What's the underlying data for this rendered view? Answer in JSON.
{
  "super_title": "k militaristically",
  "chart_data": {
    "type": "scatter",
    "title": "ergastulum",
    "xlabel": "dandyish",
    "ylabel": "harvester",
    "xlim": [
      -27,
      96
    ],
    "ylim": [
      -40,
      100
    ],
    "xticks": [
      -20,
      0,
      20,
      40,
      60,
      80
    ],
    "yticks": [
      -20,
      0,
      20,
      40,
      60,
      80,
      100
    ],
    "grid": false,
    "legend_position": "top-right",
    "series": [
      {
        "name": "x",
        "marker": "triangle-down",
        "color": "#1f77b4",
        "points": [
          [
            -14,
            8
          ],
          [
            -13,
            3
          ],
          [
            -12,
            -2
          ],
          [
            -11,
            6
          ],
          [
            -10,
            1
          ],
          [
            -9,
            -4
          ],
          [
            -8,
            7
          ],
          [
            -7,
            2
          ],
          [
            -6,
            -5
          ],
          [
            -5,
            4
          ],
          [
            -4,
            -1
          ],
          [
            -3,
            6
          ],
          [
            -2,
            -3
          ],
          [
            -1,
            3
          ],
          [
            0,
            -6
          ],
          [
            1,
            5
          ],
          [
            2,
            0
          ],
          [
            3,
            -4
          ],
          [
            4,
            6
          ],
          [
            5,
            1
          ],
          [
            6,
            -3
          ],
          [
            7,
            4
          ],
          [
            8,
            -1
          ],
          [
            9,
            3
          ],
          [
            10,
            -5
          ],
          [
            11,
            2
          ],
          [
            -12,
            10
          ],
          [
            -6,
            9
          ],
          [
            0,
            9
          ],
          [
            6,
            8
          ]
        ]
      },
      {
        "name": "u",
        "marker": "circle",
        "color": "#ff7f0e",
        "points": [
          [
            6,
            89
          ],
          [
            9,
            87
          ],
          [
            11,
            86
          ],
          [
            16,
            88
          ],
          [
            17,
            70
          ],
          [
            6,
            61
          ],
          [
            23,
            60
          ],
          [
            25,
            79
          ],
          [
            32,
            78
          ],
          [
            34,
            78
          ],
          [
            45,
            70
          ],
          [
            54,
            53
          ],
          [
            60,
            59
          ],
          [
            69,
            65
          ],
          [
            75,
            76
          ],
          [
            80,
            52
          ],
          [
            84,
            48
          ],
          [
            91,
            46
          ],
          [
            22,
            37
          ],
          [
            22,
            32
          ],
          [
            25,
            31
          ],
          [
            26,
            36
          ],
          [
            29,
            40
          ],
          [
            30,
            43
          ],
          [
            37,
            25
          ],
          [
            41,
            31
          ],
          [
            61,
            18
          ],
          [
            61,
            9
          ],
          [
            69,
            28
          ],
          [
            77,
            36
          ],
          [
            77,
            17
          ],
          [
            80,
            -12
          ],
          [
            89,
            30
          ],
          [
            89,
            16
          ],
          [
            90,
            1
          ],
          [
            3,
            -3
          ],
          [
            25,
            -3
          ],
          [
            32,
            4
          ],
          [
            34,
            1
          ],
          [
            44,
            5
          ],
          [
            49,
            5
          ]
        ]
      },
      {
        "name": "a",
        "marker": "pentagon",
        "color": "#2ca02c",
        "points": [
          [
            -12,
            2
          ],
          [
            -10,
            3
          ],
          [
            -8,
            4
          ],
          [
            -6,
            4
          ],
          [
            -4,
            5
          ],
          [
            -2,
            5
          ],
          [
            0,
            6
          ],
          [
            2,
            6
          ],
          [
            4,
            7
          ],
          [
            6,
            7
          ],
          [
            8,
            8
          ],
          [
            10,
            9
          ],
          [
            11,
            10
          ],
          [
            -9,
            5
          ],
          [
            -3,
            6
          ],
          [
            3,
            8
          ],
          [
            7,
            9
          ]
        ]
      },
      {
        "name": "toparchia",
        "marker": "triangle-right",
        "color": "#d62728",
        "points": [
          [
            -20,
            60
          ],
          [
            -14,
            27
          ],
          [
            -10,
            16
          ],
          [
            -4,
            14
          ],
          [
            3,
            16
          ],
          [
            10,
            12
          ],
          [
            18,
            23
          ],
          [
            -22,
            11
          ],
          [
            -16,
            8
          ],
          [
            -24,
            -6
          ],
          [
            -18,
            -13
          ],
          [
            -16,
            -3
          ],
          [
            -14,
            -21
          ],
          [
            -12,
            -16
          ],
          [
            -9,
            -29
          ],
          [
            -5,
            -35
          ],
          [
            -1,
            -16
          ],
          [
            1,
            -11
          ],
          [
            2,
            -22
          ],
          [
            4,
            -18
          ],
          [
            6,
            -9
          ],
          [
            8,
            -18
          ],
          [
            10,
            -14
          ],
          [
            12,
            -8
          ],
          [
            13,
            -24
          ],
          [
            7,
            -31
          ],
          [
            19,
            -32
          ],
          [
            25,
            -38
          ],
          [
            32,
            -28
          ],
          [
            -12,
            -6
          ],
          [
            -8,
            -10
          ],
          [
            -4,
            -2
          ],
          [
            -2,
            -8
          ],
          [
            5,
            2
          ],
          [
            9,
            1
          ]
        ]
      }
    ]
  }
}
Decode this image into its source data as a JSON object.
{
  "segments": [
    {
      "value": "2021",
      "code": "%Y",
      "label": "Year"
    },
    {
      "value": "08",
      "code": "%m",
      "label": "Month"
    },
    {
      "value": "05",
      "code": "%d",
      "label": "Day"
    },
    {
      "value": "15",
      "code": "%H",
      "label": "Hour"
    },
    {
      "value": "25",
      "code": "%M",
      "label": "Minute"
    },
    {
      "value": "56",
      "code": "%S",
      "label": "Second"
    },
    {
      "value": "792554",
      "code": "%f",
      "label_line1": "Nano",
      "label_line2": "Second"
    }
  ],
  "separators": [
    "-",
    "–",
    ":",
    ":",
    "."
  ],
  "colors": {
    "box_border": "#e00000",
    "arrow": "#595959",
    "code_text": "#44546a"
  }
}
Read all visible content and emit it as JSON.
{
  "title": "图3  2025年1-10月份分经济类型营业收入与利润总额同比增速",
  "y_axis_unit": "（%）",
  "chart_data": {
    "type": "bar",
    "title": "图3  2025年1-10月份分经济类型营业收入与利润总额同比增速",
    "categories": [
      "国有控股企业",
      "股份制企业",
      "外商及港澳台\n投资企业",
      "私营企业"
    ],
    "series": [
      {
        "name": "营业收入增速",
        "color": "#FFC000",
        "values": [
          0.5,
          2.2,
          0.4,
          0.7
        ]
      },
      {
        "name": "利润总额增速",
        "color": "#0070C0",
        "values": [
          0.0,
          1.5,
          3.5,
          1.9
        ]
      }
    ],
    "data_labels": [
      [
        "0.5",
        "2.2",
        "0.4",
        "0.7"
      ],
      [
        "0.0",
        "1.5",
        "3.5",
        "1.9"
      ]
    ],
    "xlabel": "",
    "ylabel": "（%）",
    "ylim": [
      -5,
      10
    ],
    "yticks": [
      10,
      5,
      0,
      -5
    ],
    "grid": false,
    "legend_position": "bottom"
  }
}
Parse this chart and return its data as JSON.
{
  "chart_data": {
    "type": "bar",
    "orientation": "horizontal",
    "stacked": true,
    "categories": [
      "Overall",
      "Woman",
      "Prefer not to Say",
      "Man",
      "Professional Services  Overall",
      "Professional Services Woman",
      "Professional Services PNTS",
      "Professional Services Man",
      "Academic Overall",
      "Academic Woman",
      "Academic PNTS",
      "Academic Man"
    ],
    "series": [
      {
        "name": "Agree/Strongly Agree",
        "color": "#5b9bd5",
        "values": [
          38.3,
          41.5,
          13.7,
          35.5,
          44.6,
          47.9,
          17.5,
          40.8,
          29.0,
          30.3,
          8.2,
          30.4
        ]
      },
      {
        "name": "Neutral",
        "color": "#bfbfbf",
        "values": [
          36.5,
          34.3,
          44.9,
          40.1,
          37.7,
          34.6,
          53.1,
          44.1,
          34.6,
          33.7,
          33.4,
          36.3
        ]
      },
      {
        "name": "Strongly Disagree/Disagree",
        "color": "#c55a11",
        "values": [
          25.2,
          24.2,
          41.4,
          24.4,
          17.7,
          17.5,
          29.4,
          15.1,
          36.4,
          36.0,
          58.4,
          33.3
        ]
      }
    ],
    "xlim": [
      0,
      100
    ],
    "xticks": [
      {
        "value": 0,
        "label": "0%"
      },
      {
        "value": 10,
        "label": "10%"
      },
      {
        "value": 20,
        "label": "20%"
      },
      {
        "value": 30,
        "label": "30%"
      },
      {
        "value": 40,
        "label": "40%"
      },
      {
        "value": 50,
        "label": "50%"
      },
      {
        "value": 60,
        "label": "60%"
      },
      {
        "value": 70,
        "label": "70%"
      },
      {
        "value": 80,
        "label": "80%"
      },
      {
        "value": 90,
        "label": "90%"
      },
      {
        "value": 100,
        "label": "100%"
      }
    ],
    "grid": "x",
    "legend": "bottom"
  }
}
§
◆ **Problem details**
Count every line bearing the word "Woman"; report the total only.

◆ **The reply**
3